# WHAT THE EXERCISE ASKS
Gather each line of the records where "credit" appears.

[Excerpt from a dataset]
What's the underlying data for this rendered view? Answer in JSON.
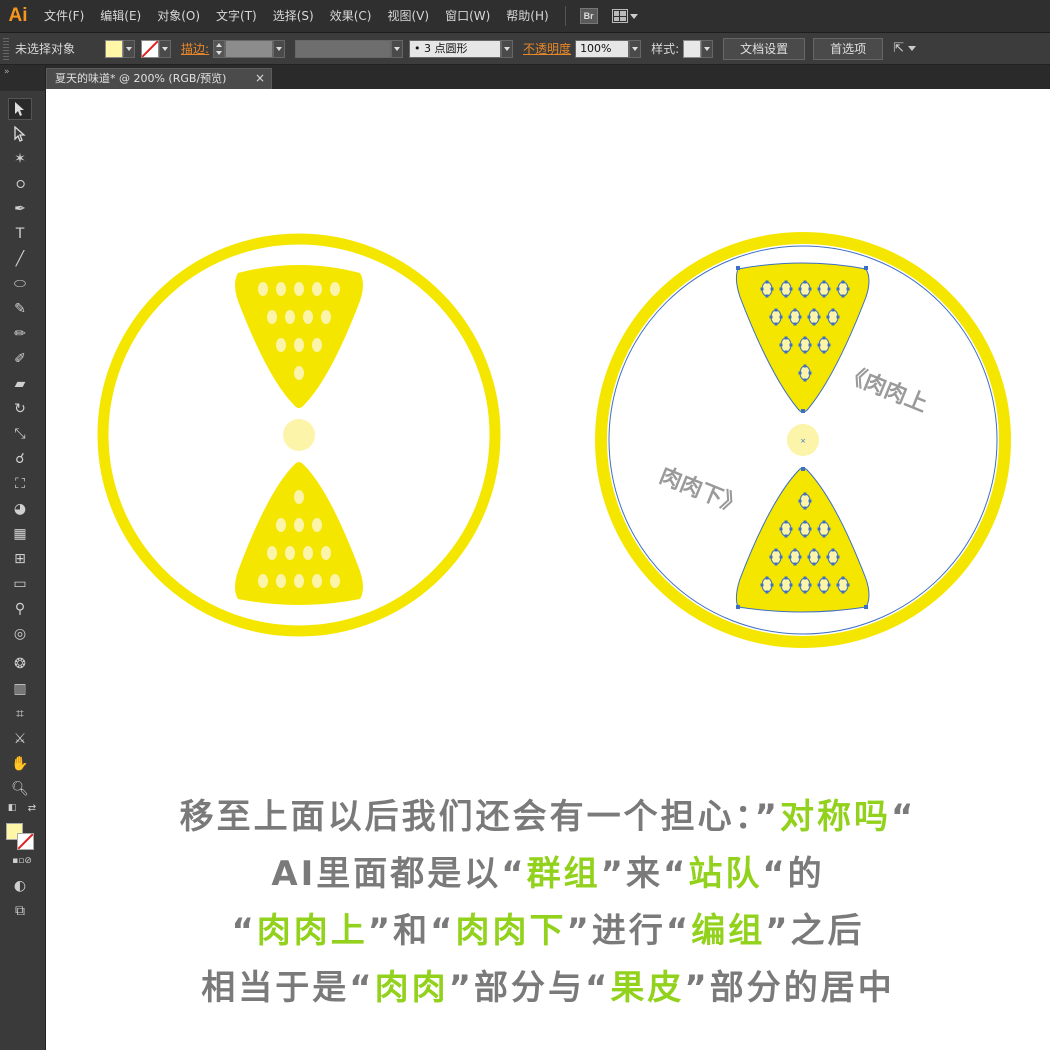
{
  "app": {
    "logo": "Ai",
    "menu": [
      "文件(F)",
      "编辑(E)",
      "对象(O)",
      "文字(T)",
      "选择(S)",
      "效果(C)",
      "视图(V)",
      "窗口(W)",
      "帮助(H)"
    ],
    "bridge_label": "Br"
  },
  "control": {
    "selection_label": "未选择对象",
    "stroke_link": "描边:",
    "brush_value": "3 点圆形",
    "opacity_link": "不透明度",
    "opacity_value": "100%",
    "style_label": "样式:",
    "doc_settings": "文档设置",
    "preferences": "首选项",
    "colors": {
      "fill": "#fff6a8",
      "stroke": "none"
    }
  },
  "document": {
    "tab_title": "夏天的味道* @ 200% (RGB/预览)",
    "tab_close": "×"
  },
  "tools_header": "»",
  "artwork": {
    "colors": {
      "yellow": "#f5e600",
      "pale_yellow": "#fbf4a9",
      "selection_blue": "#3d6fc4",
      "label_gray": "#9a9a9a"
    },
    "label_top": "《肉肉上",
    "label_bottom": "肉肉下》"
  },
  "caption": {
    "line1": [
      "移至上面以后我们还会有一个担心：”",
      "对称吗",
      "“"
    ],
    "line2": [
      "AI里面都是以“",
      "群组",
      "”来“",
      "站队",
      "“的"
    ],
    "line3": [
      "“",
      "肉肉上",
      "”和“",
      "肉肉下",
      "”进行“",
      "编组",
      "”之后"
    ],
    "line4": [
      "相当于是“",
      "肉肉",
      "”部分与“",
      "果皮",
      "”部分的居中"
    ],
    "colors": {
      "gray": "#7a7a7a",
      "green": "#92d11c"
    }
  }
}
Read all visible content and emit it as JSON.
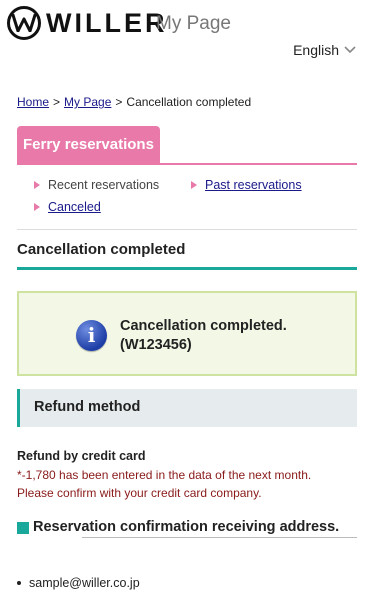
{
  "header": {
    "logo_text": "WILLER",
    "subtitle": "My Page"
  },
  "language": {
    "selected": "English",
    "icon": "chevron-down-icon"
  },
  "breadcrumb": {
    "items": [
      {
        "label": "Home",
        "link": true
      },
      {
        "label": "My Page",
        "link": true
      },
      {
        "label": "Cancellation completed",
        "link": false
      }
    ],
    "separator": ">"
  },
  "tab": {
    "label": "Ferry reservations",
    "color": "#e879a8"
  },
  "subnav": {
    "items": [
      {
        "label": "Recent reservations",
        "link": false
      },
      {
        "label": "Past reservations",
        "link": true
      },
      {
        "label": "Canceled",
        "link": true
      }
    ]
  },
  "page_title": "Cancellation completed",
  "notice": {
    "icon": "info-icon",
    "line1": "Cancellation completed.",
    "line2": "(W123456)"
  },
  "refund": {
    "section_title": "Refund method",
    "method_title": "Refund by credit card",
    "note_line1": "*-1,780 has been entered in the data of the next month.",
    "note_line2": "Please confirm with your credit card company."
  },
  "address": {
    "section_title": "Reservation confirmation receiving address.",
    "email": "sample@willer.co.jp"
  },
  "colors": {
    "accent_teal": "#1aa89a",
    "accent_pink": "#e879a8",
    "note_red": "#8a1a1a",
    "link_blue": "#1a1a8a"
  }
}
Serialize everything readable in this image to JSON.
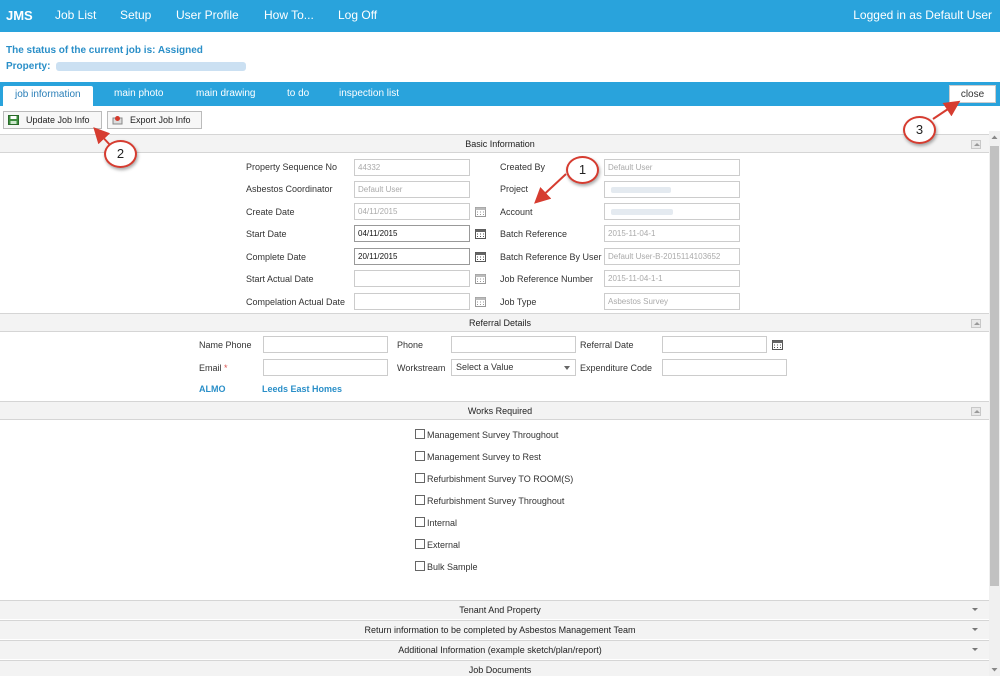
{
  "navbar": {
    "brand": "JMS",
    "items": [
      "Job List",
      "Setup",
      "User Profile",
      "How To...",
      "Log Off"
    ],
    "logged_in": "Logged in as Default User"
  },
  "status": {
    "text": "The status of the current job is: Assigned",
    "property_label": "Property:"
  },
  "tabs": [
    "job information",
    "main photo",
    "main drawing",
    "to do",
    "inspection list"
  ],
  "close_label": "close",
  "toolbar": {
    "update": "Update Job Info",
    "export": "Export Job Info"
  },
  "sections": {
    "basic": "Basic Information",
    "referral": "Referral Details",
    "works": "Works Required",
    "tenant": "Tenant And Property",
    "return_info": "Return information to be completed by Asbestos Management Team",
    "additional": "Additional Information (example sketch/plan/report)",
    "documents": "Job Documents"
  },
  "basic": {
    "property_sequence_label": "Property Sequence No",
    "property_sequence_value": "44332",
    "asbestos_coordinator_label": "Asbestos Coordinator",
    "asbestos_coordinator_value": "Default User",
    "create_date_label": "Create Date",
    "create_date_value": "04/11/2015",
    "start_date_label": "Start Date",
    "start_date_value": "04/11/2015",
    "complete_date_label": "Complete Date",
    "complete_date_value": "20/11/2015",
    "start_actual_label": "Start Actual Date",
    "start_actual_value": "",
    "compelation_actual_label": "Compelation Actual Date",
    "compelation_actual_value": "",
    "created_by_label": "Created By",
    "created_by_value": "Default User",
    "project_label": "Project",
    "project_value": "",
    "account_label": "Account",
    "account_value": "",
    "batch_ref_label": "Batch Reference",
    "batch_ref_value": "2015-11-04-1",
    "batch_ref_user_label": "Batch Reference By User",
    "batch_ref_user_value": "Default User-B-2015114103652",
    "job_ref_label": "Job Reference Number",
    "job_ref_value": "2015-11-04-1-1",
    "job_type_label": "Job Type",
    "job_type_value": "Asbestos Survey"
  },
  "referral": {
    "name_phone_label": "Name Phone",
    "phone_label": "Phone",
    "referral_date_label": "Referral Date",
    "email_label": "Email",
    "required_mark": "*",
    "workstream_label": "Workstream",
    "workstream_value": "Select a Value",
    "expenditure_label": "Expenditure Code",
    "almo_label": "ALMO",
    "almo_value": "Leeds East Homes"
  },
  "works": [
    "Management Survey Throughout",
    "Management Survey to Rest",
    "Refurbishment Survey TO ROOM(S)",
    "Refurbishment Survey Throughout",
    "Internal",
    "External",
    "Bulk Sample"
  ],
  "callouts": [
    "1",
    "2",
    "3"
  ],
  "colors": {
    "accent": "#29a3dc",
    "link": "#2a8fc8",
    "callout_border": "#d63c30"
  }
}
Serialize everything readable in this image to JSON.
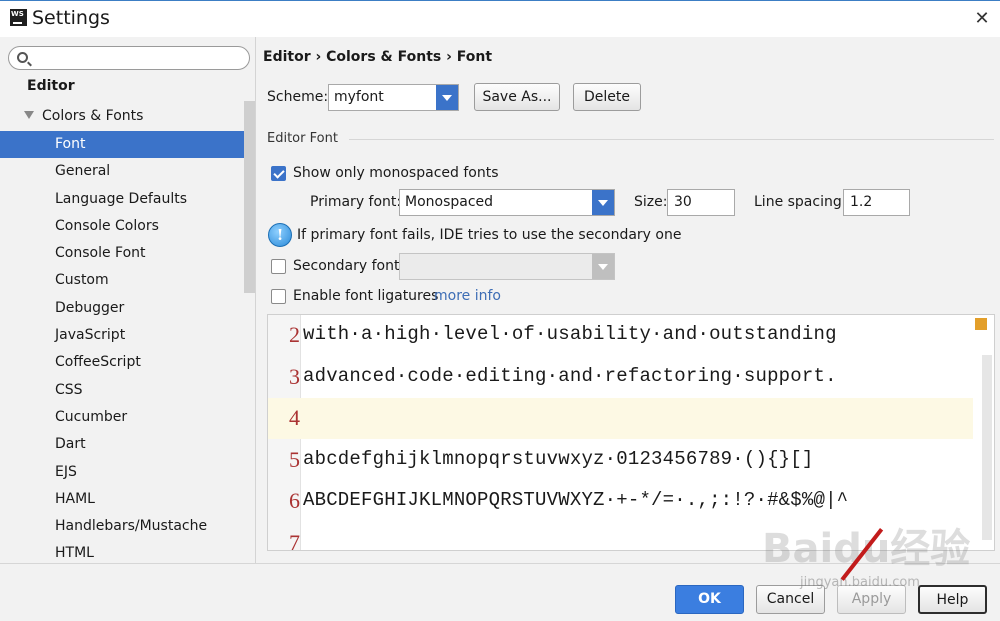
{
  "window": {
    "title": "Settings",
    "icon_label": "WS"
  },
  "search": {
    "placeholder": ""
  },
  "sidebar": {
    "root": "Editor",
    "group": "Colors & Fonts",
    "items": [
      "Font",
      "General",
      "Language Defaults",
      "Console Colors",
      "Console Font",
      "Custom",
      "Debugger",
      "JavaScript",
      "CoffeeScript",
      "CSS",
      "Cucumber",
      "Dart",
      "EJS",
      "HAML",
      "Handlebars/Mustache",
      "HTML"
    ],
    "selected_index": 0
  },
  "breadcrumb": "Editor › Colors & Fonts › Font",
  "scheme": {
    "label": "Scheme:",
    "value": "myfont",
    "save_as": "Save As...",
    "delete": "Delete"
  },
  "editor_font": {
    "section_title": "Editor Font",
    "monospaced_only": {
      "label": "Show only monospaced fonts",
      "checked": true
    },
    "primary_font": {
      "label": "Primary font:",
      "value": "Monospaced"
    },
    "size": {
      "label": "Size:",
      "value": "30"
    },
    "line_spacing": {
      "label": "Line spacing:",
      "value": "1.2"
    },
    "info": "If primary font fails, IDE tries to use the secondary one",
    "secondary_font": {
      "label": "Secondary font:",
      "value": "",
      "checked": false
    },
    "ligatures": {
      "label": "Enable font ligatures",
      "checked": false,
      "more_info": "more info"
    }
  },
  "preview": {
    "lines": [
      {
        "num": "2",
        "text": "with·a·high·level·of·usability·and·outstanding"
      },
      {
        "num": "3",
        "text": "advanced·code·editing·and·refactoring·support."
      },
      {
        "num": "4",
        "text": ""
      },
      {
        "num": "5",
        "text": "abcdefghijklmnopqrstuvwxyz·0123456789·(){}[]"
      },
      {
        "num": "6",
        "text": "ABCDEFGHIJKLMNOPQRSTUVWXYZ·+-*/=·.,;:!?·#&$%@|^"
      },
      {
        "num": "7",
        "text": ""
      }
    ],
    "current_line_index": 2
  },
  "footer": {
    "ok": "OK",
    "cancel": "Cancel",
    "apply": "Apply",
    "help": "Help"
  },
  "watermark": {
    "main": "Baidu经验",
    "sub": "jingyan.baidu.com"
  },
  "colors": {
    "accent": "#3b73c9",
    "current_line": "#fdf9e4",
    "line_number": "#a33333"
  }
}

# TASK RESPONSE
    "method_title": "Refund by credit card",
    "note_line2": "Please confirm with your credit card company."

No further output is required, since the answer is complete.